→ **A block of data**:
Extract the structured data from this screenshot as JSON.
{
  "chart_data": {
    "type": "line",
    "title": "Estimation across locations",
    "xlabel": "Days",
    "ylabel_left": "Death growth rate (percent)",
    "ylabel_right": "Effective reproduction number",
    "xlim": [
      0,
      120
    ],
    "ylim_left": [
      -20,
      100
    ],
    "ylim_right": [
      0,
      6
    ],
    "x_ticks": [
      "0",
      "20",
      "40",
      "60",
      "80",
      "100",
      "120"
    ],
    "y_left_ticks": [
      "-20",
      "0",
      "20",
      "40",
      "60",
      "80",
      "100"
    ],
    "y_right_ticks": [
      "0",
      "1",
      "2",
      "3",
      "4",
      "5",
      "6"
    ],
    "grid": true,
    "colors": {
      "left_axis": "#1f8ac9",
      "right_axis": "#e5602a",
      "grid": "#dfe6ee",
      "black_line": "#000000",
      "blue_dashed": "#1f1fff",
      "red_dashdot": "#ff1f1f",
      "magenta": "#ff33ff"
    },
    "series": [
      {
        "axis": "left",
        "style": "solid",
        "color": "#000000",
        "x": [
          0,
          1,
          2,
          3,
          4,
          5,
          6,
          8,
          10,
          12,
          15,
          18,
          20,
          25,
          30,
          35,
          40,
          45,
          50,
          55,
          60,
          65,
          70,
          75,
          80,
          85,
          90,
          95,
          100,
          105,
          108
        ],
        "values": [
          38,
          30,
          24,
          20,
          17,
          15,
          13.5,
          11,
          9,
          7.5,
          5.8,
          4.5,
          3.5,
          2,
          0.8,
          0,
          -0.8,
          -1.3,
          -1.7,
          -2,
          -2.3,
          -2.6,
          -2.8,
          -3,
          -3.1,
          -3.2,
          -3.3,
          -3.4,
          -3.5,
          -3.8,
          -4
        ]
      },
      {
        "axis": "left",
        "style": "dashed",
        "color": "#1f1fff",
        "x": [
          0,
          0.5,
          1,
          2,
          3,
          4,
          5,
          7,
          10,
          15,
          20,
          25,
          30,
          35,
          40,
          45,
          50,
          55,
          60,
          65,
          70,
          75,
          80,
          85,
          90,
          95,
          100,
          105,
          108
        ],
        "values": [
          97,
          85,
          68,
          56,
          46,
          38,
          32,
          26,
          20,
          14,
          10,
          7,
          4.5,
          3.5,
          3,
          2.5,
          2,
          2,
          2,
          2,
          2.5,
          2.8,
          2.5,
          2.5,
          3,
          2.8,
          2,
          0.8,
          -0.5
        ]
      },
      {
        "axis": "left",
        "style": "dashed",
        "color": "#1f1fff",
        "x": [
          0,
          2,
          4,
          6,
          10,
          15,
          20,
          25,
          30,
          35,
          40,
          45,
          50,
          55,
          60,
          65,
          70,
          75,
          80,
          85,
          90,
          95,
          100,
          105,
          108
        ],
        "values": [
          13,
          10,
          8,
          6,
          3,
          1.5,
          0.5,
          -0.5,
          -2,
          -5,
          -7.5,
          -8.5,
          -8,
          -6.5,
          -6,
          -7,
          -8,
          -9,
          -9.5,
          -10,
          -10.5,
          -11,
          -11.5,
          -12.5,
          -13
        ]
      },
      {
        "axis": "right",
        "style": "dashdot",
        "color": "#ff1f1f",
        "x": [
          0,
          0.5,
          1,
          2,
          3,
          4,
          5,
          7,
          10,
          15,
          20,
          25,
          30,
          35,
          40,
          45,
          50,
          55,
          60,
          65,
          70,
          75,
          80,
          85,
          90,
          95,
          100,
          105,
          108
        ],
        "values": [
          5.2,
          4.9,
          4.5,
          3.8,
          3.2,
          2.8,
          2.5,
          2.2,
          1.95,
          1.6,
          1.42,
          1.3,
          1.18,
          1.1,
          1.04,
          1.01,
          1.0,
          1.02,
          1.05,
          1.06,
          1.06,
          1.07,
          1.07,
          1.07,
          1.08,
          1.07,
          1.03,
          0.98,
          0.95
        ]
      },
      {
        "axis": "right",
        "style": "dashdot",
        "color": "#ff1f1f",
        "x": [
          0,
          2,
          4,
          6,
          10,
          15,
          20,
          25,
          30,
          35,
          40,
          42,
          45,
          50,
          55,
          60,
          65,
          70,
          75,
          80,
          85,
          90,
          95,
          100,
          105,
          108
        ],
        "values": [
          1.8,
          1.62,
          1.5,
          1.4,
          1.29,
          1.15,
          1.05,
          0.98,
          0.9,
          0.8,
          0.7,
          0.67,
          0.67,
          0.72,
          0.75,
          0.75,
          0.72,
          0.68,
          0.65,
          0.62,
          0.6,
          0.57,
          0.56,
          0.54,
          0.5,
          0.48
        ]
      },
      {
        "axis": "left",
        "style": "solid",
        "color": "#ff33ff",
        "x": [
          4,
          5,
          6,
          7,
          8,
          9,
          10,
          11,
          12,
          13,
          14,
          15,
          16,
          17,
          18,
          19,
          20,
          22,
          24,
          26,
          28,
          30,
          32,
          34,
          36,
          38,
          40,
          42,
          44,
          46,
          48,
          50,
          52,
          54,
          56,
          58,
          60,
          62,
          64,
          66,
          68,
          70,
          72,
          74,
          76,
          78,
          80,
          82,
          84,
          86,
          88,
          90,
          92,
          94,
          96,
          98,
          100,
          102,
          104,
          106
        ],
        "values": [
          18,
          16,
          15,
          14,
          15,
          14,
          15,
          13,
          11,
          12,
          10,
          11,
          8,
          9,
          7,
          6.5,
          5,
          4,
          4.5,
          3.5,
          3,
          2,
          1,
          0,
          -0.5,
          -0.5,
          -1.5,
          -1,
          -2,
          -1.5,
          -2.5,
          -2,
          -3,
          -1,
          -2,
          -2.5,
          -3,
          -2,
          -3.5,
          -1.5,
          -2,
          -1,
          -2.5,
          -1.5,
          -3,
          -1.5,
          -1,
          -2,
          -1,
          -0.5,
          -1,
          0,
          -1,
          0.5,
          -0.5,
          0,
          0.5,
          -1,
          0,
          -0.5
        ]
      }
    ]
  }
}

→ **STATED TASK**: Copy each line of the data exactly, leaving nothing out.

→ **EXERCISE RESULT**:
Extract the structured data from this screenshot as JSON.
{
  "chart_data": {
    "type": "line",
    "title": "Estimation across locations",
    "xlabel": "Days",
    "ylabel_left": "Death growth rate (percent)",
    "ylabel_right": "Effective reproduction number",
    "xlim": [
      0,
      120
    ],
    "ylim_left": [
      -20,
      100
    ],
    "ylim_right": [
      0,
      6
    ],
    "x_ticks": [
      "0",
      "20",
      "40",
      "60",
      "80",
      "100",
      "120"
    ],
    "y_left_ticks": [
      "-20",
      "0",
      "20",
      "40",
      "60",
      "80",
      "100"
    ],
    "y_right_ticks": [
      "0",
      "1",
      "2",
      "3",
      "4",
      "5",
      "6"
    ],
    "grid": true,
    "colors": {
      "left_axis": "#1f8ac9",
      "right_axis": "#e5602a",
      "grid": "#dfe6ee",
      "black_line": "#000000",
      "blue_dashed": "#1f1fff",
      "red_dashdot": "#ff1f1f",
      "magenta": "#ff33ff"
    },
    "series": [
      {
        "axis": "left",
        "style": "solid",
        "color": "#000000",
        "x": [
          0,
          1,
          2,
          3,
          4,
          5,
          6,
          8,
          10,
          12,
          15,
          18,
          20,
          25,
          30,
          35,
          40,
          45,
          50,
          55,
          60,
          65,
          70,
          75,
          80,
          85,
          90,
          95,
          100,
          105,
          108
        ],
        "values": [
          38,
          30,
          24,
          20,
          17,
          15,
          13.5,
          11,
          9,
          7.5,
          5.8,
          4.5,
          3.5,
          2,
          0.8,
          0,
          -0.8,
          -1.3,
          -1.7,
          -2,
          -2.3,
          -2.6,
          -2.8,
          -3,
          -3.1,
          -3.2,
          -3.3,
          -3.4,
          -3.5,
          -3.8,
          -4
        ]
      },
      {
        "axis": "left",
        "style": "dashed",
        "color": "#1f1fff",
        "x": [
          0,
          0.5,
          1,
          2,
          3,
          4,
          5,
          7,
          10,
          15,
          20,
          25,
          30,
          35,
          40,
          45,
          50,
          55,
          60,
          65,
          70,
          75,
          80,
          85,
          90,
          95,
          100,
          105,
          108
        ],
        "values": [
          97,
          85,
          68,
          56,
          46,
          38,
          32,
          26,
          20,
          14,
          10,
          7,
          4.5,
          3.5,
          3,
          2.5,
          2,
          2,
          2,
          2,
          2.5,
          2.8,
          2.5,
          2.5,
          3,
          2.8,
          2,
          0.8,
          -0.5
        ]
      },
      {
        "axis": "left",
        "style": "dashed",
        "color": "#1f1fff",
        "x": [
          0,
          2,
          4,
          6,
          10,
          15,
          20,
          25,
          30,
          35,
          40,
          45,
          50,
          55,
          60,
          65,
          70,
          75,
          80,
          85,
          90,
          95,
          100,
          105,
          108
        ],
        "values": [
          13,
          10,
          8,
          6,
          3,
          1.5,
          0.5,
          -0.5,
          -2,
          -5,
          -7.5,
          -8.5,
          -8,
          -6.5,
          -6,
          -7,
          -8,
          -9,
          -9.5,
          -10,
          -10.5,
          -11,
          -11.5,
          -12.5,
          -13
        ]
      },
      {
        "axis": "right",
        "style": "dashdot",
        "color": "#ff1f1f",
        "x": [
          0,
          0.5,
          1,
          2,
          3,
          4,
          5,
          7,
          10,
          15,
          20,
          25,
          30,
          35,
          40,
          45,
          50,
          55,
          60,
          65,
          70,
          75,
          80,
          85,
          90,
          95,
          100,
          105,
          108
        ],
        "values": [
          5.2,
          4.9,
          4.5,
          3.8,
          3.2,
          2.8,
          2.5,
          2.2,
          1.95,
          1.6,
          1.42,
          1.3,
          1.18,
          1.1,
          1.04,
          1.01,
          1.0,
          1.02,
          1.05,
          1.06,
          1.06,
          1.07,
          1.07,
          1.07,
          1.08,
          1.07,
          1.03,
          0.98,
          0.95
        ]
      },
      {
        "axis": "right",
        "style": "dashdot",
        "color": "#ff1f1f",
        "x": [
          0,
          2,
          4,
          6,
          10,
          15,
          20,
          25,
          30,
          35,
          40,
          42,
          45,
          50,
          55,
          60,
          65,
          70,
          75,
          80,
          85,
          90,
          95,
          100,
          105,
          108
        ],
        "values": [
          1.8,
          1.62,
          1.5,
          1.4,
          1.29,
          1.15,
          1.05,
          0.98,
          0.9,
          0.8,
          0.7,
          0.67,
          0.67,
          0.72,
          0.75,
          0.75,
          0.72,
          0.68,
          0.65,
          0.62,
          0.6,
          0.57,
          0.56,
          0.54,
          0.5,
          0.48
        ]
      },
      {
        "axis": "left",
        "style": "solid",
        "color": "#ff33ff",
        "x": [
          4,
          5,
          6,
          7,
          8,
          9,
          10,
          11,
          12,
          13,
          14,
          15,
          16,
          17,
          18,
          19,
          20,
          22,
          24,
          26,
          28,
          30,
          32,
          34,
          36,
          38,
          40,
          42,
          44,
          46,
          48,
          50,
          52,
          54,
          56,
          58,
          60,
          62,
          64,
          66,
          68,
          70,
          72,
          74,
          76,
          78,
          80,
          82,
          84,
          86,
          88,
          90,
          92,
          94,
          96,
          98,
          100,
          102,
          104,
          106
        ],
        "values": [
          18,
          16,
          15,
          14,
          15,
          14,
          15,
          13,
          11,
          12,
          10,
          11,
          8,
          9,
          7,
          6.5,
          5,
          4,
          4.5,
          3.5,
          3,
          2,
          1,
          0,
          -0.5,
          -0.5,
          -1.5,
          -1,
          -2,
          -1.5,
          -2.5,
          -2,
          -3,
          -1,
          -2,
          -2.5,
          -3,
          -2,
          -3.5,
          -1.5,
          -2,
          -1,
          -2.5,
          -1.5,
          -3,
          -1.5,
          -1,
          -2,
          -1,
          -0.5,
          -1,
          0,
          -1,
          0.5,
          -0.5,
          0,
          0.5,
          -1,
          0,
          -0.5
        ]
      }
    ]
  }
}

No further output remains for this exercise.